===== MATERIAL FOR THIS EXERCISE

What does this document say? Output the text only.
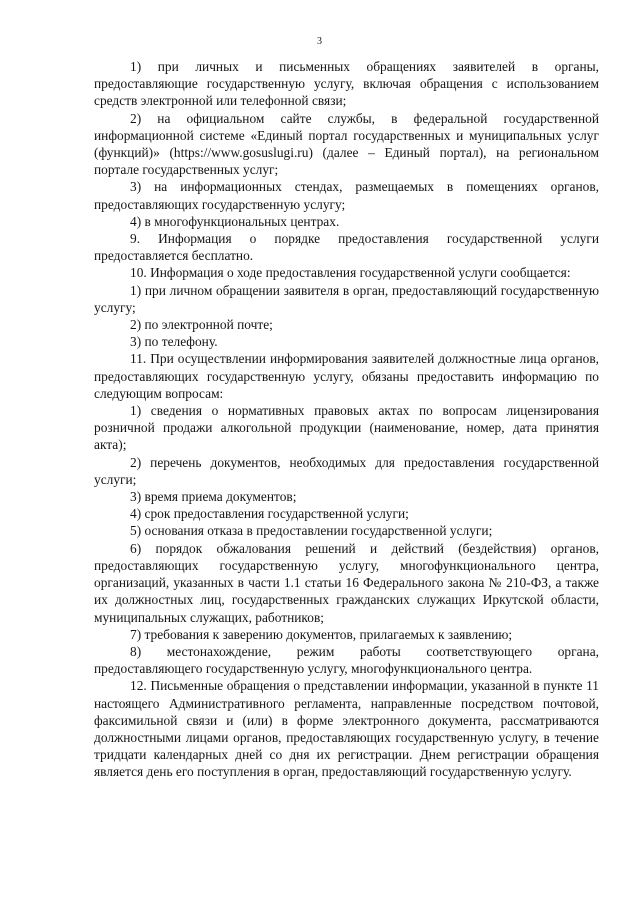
3

1) при личных и письменных обращениях заявителей в органы, предоставляющие государственную услугу, включая обращения с использованием средств электронной или телефонной связи;

2) на официальном сайте службы, в федеральной государственной информационной системе «Единый портал государственных и муниципальных услуг (функций)» (https://www.gosuslugi.ru) (далее – Единый портал), на региональном портале государственных услуг;

3) на информационных стендах, размещаемых в помещениях органов, предоставляющих государственную услугу;

4) в многофункциональных центрах.

9. Информация о порядке предоставления государственной услуги предоставляется бесплатно.

10. Информация о ходе предоставления государственной услуги сообщается:

1) при личном обращении заявителя в орган, предоставляющий государственную услугу;

2) по электронной почте;

3) по телефону.

11. При осуществлении информирования заявителей должностные лица органов, предоставляющих государственную услугу, обязаны предоставить информацию по следующим вопросам:

1) сведения о нормативных правовых актах по вопросам лицензирования розничной продажи алкогольной продукции (наименование, номер, дата принятия акта);

2) перечень документов, необходимых для предоставления государственной услуги;

3) время приема документов;

4) срок предоставления государственной услуги;

5) основания отказа в предоставлении государственной услуги;

6) порядок обжалования решений и действий (бездействия) органов, предоставляющих государственную услугу, многофункционального центра, организаций, указанных в части 1.1 статьи 16 Федерального закона № 210-ФЗ, а также их должностных лиц, государственных гражданских служащих Иркутской области, муниципальных служащих, работников;

7) требования к заверению документов, прилагаемых к заявлению;

8) местонахождение, режим работы соответствующего органа, предоставляющего государственную услугу, многофункционального центра.

12. Письменные обращения о представлении информации, указанной в пункте 11 настоящего Административного регламента, направленные посредством почтовой, факсимильной связи и (или) в форме электронного документа, рассматриваются должностными лицами органов, предоставляющих государственную услугу, в течение тридцати календарных дней со дня их регистрации. Днем регистрации обращения является день его поступления в орган, предоставляющий государственную услугу.
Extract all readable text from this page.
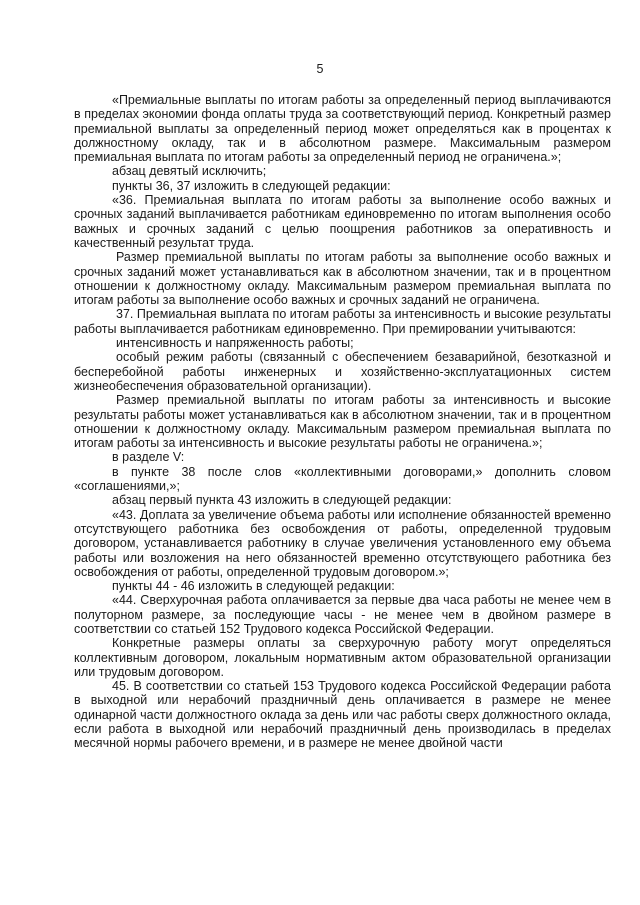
5

«Премиальные выплаты по итогам работы за определенный период выплачиваются в пределах экономии фонда оплаты труда за соответствующий период. Конкретный размер премиальной выплаты за определенный период может определяться как в процентах к должностному окладу, так и в абсолютном размере. Максимальным размером премиальная выплата по итогам работы за определенный период не ограничена.»;

абзац девятый исключить;

пункты 36, 37 изложить в следующей редакции:

«36. Премиальная выплата по итогам работы за выполнение особо важных и срочных заданий выплачивается работникам единовременно по итогам выполнения особо важных и срочных заданий с целью поощрения работников за оперативность и качественный результат труда.

Размер премиальной выплаты по итогам работы за выполнение особо важных и срочных заданий может устанавливаться как в абсолютном значении, так и в процентном отношении к должностному окладу. Максимальным размером премиальная выплата по итогам работы за выполнение особо важных и срочных заданий не ограничена.

37. Премиальная выплата по итогам работы за интенсивность и высокие результаты работы выплачивается работникам единовременно. При премировании учитываются:

интенсивность и напряженность работы;

особый режим работы (связанный с обеспечением безаварийной, безотказной и бесперебойной работы инженерных и хозяйственно-эксплуатационных систем жизнеобеспечения образовательной организации).

Размер премиальной выплаты по итогам работы за интенсивность и высокие результаты работы может устанавливаться как в абсолютном значении, так и в процентном отношении к должностному окладу. Максимальным размером премиальная выплата по итогам работы за интенсивность и высокие результаты работы не ограничена.»;

в разделе V:

в пункте 38 после слов «коллективными договорами,» дополнить словом «соглашениями,»;

абзац первый пункта 43 изложить в следующей редакции:

«43. Доплата за увеличение объема работы или исполнение обязанностей временно отсутствующего работника без освобождения от работы, определенной трудовым договором, устанавливается работнику в случае увеличения установленного ему объема работы или возложения на него обязанностей временно отсутствующего работника без освобождения от работы, определенной трудовым договором.»;

пункты 44 - 46 изложить в следующей редакции:

«44. Сверхурочная работа оплачивается за первые два часа работы не менее чем в полуторном размере, за последующие часы - не менее чем в двойном размере в соответствии со статьей 152 Трудового кодекса Российской Федерации.

Конкретные размеры оплаты за сверхурочную работу могут определяться коллективным договором, локальным нормативным актом образовательной организации или трудовым договором.

45. В соответствии со статьей 153 Трудового кодекса Российской Федерации работа в выходной или нерабочий праздничный день оплачивается в размере не менее одинарной части должностного оклада за день или час работы сверх должностного оклада, если работа в выходной или нерабочий праздничный день производилась в пределах месячной нормы рабочего времени, и в размере не менее двойной части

==========

- _WHAT IS NEEDED_
Locate the word "редакции" in the entries, and copy every line where it is found.

- _COMPLETE RESPONSE_
пункты 36, 37 изложить в следующей редакции:
абзац первый пункта 43 изложить в следующей редакции:
пункты 44 - 46 изложить в следующей редакции:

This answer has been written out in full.